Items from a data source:
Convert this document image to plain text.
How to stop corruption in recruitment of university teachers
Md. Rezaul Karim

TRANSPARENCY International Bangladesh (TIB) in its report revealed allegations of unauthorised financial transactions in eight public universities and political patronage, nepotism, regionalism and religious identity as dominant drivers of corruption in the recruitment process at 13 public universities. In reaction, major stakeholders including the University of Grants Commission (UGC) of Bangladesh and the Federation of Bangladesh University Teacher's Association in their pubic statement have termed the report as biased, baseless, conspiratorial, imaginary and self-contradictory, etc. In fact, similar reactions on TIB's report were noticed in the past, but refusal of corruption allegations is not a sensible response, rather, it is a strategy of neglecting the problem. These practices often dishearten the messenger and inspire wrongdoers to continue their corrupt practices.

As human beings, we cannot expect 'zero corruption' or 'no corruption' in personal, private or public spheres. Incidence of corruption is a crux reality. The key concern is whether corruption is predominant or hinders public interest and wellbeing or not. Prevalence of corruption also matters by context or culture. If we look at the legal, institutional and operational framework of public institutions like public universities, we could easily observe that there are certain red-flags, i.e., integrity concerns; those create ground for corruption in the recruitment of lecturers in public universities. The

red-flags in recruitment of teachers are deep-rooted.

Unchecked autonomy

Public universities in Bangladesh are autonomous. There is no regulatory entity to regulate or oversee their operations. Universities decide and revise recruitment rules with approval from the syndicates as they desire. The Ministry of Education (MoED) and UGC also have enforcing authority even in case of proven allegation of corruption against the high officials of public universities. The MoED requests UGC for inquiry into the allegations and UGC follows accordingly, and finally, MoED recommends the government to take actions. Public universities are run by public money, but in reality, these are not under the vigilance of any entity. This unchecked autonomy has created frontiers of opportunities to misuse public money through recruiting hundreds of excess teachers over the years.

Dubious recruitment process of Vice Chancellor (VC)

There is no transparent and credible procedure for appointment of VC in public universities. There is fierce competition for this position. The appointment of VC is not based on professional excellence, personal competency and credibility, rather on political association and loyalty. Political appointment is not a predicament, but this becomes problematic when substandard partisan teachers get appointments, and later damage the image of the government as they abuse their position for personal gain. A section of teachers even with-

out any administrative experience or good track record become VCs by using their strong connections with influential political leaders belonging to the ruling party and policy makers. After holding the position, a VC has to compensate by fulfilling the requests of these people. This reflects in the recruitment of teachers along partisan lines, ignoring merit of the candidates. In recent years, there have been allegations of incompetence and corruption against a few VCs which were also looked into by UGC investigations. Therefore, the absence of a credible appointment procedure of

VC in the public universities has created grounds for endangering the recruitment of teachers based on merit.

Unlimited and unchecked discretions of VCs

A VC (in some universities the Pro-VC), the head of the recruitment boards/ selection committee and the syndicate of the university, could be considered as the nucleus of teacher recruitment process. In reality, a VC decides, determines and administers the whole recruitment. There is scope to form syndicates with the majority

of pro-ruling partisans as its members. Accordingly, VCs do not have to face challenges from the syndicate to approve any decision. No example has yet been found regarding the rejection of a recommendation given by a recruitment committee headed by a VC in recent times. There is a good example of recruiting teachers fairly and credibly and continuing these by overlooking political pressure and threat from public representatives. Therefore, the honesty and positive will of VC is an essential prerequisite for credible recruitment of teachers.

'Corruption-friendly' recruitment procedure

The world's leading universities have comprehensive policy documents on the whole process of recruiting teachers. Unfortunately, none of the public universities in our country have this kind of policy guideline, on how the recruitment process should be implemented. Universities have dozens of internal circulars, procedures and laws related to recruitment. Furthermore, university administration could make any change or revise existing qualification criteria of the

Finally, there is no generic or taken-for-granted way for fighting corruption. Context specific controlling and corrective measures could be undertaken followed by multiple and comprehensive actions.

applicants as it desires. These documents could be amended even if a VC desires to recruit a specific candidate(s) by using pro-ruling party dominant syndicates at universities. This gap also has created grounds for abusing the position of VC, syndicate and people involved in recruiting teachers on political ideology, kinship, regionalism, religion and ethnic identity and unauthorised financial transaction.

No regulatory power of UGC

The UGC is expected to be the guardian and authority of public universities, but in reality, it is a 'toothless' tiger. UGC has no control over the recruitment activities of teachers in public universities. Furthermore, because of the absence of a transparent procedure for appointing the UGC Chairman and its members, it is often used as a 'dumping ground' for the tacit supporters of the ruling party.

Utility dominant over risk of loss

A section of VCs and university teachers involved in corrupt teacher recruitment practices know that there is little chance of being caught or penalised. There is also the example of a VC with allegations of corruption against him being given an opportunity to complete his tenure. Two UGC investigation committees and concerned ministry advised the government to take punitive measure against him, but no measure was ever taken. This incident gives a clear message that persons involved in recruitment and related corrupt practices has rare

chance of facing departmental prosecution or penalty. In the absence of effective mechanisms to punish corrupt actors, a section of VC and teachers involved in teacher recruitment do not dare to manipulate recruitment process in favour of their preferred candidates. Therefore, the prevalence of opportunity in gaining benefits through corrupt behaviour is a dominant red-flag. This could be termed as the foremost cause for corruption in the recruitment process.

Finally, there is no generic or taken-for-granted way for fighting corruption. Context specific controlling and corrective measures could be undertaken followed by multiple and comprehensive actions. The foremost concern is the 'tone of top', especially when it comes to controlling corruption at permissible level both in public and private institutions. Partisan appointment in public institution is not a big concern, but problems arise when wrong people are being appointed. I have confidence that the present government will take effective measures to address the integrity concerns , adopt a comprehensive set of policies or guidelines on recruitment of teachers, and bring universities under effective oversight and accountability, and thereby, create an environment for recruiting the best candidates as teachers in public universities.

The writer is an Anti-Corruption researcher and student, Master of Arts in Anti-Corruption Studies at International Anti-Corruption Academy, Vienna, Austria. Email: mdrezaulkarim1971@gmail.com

- [DIRECTIONS] Go through the listing and print each line exactly as it appears.

- [ANSWER TO THIS EXERCISE]
Convert this document image to plain text.
How to stop corruption in recruitment of university teachers
Md. Rezaul Karim

TRANSPARENCY International Bangladesh (TIB) in its report revealed allegations of unauthorised financial transactions in eight public universities and political patronage, nepotism, regionalism and religious identity as dominant drivers of corruption in the recruitment process at 13 public universities. In reaction, major stakeholders including the University of Grants Commission (UGC) of Bangladesh and the Federation of Bangladesh University Teacher's Association in their pubic statement have termed the report as biased, baseless, conspiratorial, imaginary and self-contradictory, etc. In fact, similar reactions on TIB's report were noticed in the past, but refusal of corruption allegations is not a sensible response, rather, it is a strategy of neglecting the problem. These practices often dishearten the messenger and inspire wrongdoers to continue their corrupt practices.

As human beings, we cannot expect 'zero corruption' or 'no corruption' in personal, private or public spheres. Incidence of corruption is a crux reality. The key concern is whether corruption is predominant or hinders public interest and wellbeing or not. Prevalence of corruption also matters by context or culture. If we look at the legal, institutional and operational framework of public institutions like public universities, we could easily observe that there are certain red-flags, i.e., integrity concerns; those create ground for corruption in the recruitment of lecturers in public universities. The

red-flags in recruitment of teachers are deep-rooted.

Unchecked autonomy

Public universities in Bangladesh are autonomous. There is no regulatory entity to regulate or oversee their operations. Universities decide and revise recruitment rules with approval from the syndicates as they desire. The Ministry of Education (MoED) and UGC also have enforcing authority even in case of proven allegation of corruption against the high officials of public universities. The MoED requests UGC for inquiry into the allegations and UGC follows accordingly, and finally, MoED recommends the government to take actions. Public universities are run by public money, but in reality, these are not under the vigilance of any entity. This unchecked autonomy has created frontiers of opportunities to misuse public money through recruiting hundreds of excess teachers over the years.

Dubious recruitment process of Vice Chancellor (VC)

There is no transparent and credible procedure for appointment of VC in public universities. There is fierce competition for this position. The appointment of VC is not based on professional excellence, personal competency and credibility, rather on political association and loyalty. Political appointment is not a predicament, but this becomes problematic when substandard partisan teachers get appointments, and later damage the image of the government as they abuse their position for personal gain. A section of teachers even with-

out any administrative experience or good track record become VCs by using their strong connections with influential political leaders belonging to the ruling party and policy makers. After holding the position, a VC has to compensate by fulfilling the requests of these people. This reflects in the recruitment of teachers along partisan lines, ignoring merit of the candidates. In recent years, there have been allegations of incompetence and corruption against a few VCs which were also looked into by UGC investigations. Therefore, the absence of a credible appointment procedure of

VC in the public universities has created grounds for endangering the recruitment of teachers based on merit.

Unlimited and unchecked discretions of VCs

A VC (in some universities the Pro-VC), the head of the recruitment boards/ selection committee and the syndicate of the university, could be considered as the nucleus of teacher recruitment process. In reality, a VC decides, determines and administers the whole recruitment. There is scope to form syndicates with the majority

of pro-ruling partisans as its members. Accordingly, VCs do not have to face challenges from the syndicate to approve any decision. No example has yet been found regarding the rejection of a recommendation given by a recruitment committee headed by a VC in recent times. There is a good example of recruiting teachers fairly and credibly and continuing these by overlooking political pressure and threat from public representatives. Therefore, the honesty and positive will of VC is an essential prerequisite for credible recruitment of teachers.

'Corruption-friendly' recruitment procedure

The world's leading universities have comprehensive policy documents on the whole process of recruiting teachers. Unfortunately, none of the public universities in our country have this kind of policy guideline, on how the recruitment process should be implemented. Universities have dozens of internal circulars, procedures and laws related to recruitment. Furthermore, university administration could make any change or revise existing qualification criteria of the

Finally, there is no generic or taken-for-granted way for fighting corruption. Context specific controlling and corrective measures could be undertaken followed by multiple and comprehensive actions.

applicants as it desires. These documents could be amended even if a VC desires to recruit a specific candidate(s) by using pro-ruling party dominant syndicates at universities. This gap also has created grounds for abusing the position of VC, syndicate and people involved in recruiting teachers on political ideology, kinship, regionalism, religion and ethnic identity and unauthorised financial transaction.

No regulatory power of UGC

The UGC is expected to be the guardian and authority of public universities, but in reality, it is a 'toothless' tiger. UGC has no control over the recruitment activities of teachers in public universities. Furthermore, because of the absence of a transparent procedure for appointing the UGC Chairman and its members, it is often used as a 'dumping ground' for the tacit supporters of the ruling party.

Utility dominant over risk of loss

A section of VCs and university teachers involved in corrupt teacher recruitment practices know that there is little chance of being caught or penalised. There is also the example of a VC with allegations of corruption against him being given an opportunity to complete his tenure. Two UGC investigation committees and concerned ministry advised the government to take punitive measure against him, but no measure was ever taken. This incident gives a clear message that persons involved in recruitment and related corrupt practices has rare

chance of facing departmental prosecution or penalty. In the absence of effective mechanisms to punish corrupt actors, a section of VC and teachers involved in teacher recruitment do not dare to manipulate recruitment process in favour of their preferred candidates. Therefore, the prevalence of opportunity in gaining benefits through corrupt behaviour is a dominant red-flag. This could be termed as the foremost cause for corruption in the recruitment process.

Finally, there is no generic or taken-for-granted way for fighting corruption. Context specific controlling and corrective measures could be undertaken followed by multiple and comprehensive actions. The foremost concern is the 'tone of top', especially when it comes to controlling corruption at permissible level both in public and private institutions. Partisan appointment in public institution is not a big concern, but problems arise when wrong people are being appointed. I have confidence that the present government will take effective measures to address the integrity concerns , adopt a comprehensive set of policies or guidelines on recruitment of teachers, and bring universities under effective oversight and accountability, and thereby, create an environment for recruiting the best candidates as teachers in public universities.

The writer is an Anti-Corruption researcher and student, Master of Arts in Anti-Corruption Studies at International Anti-Corruption Academy, Vienna, Austria. Email: mdrezaulkarim1971@gmail.com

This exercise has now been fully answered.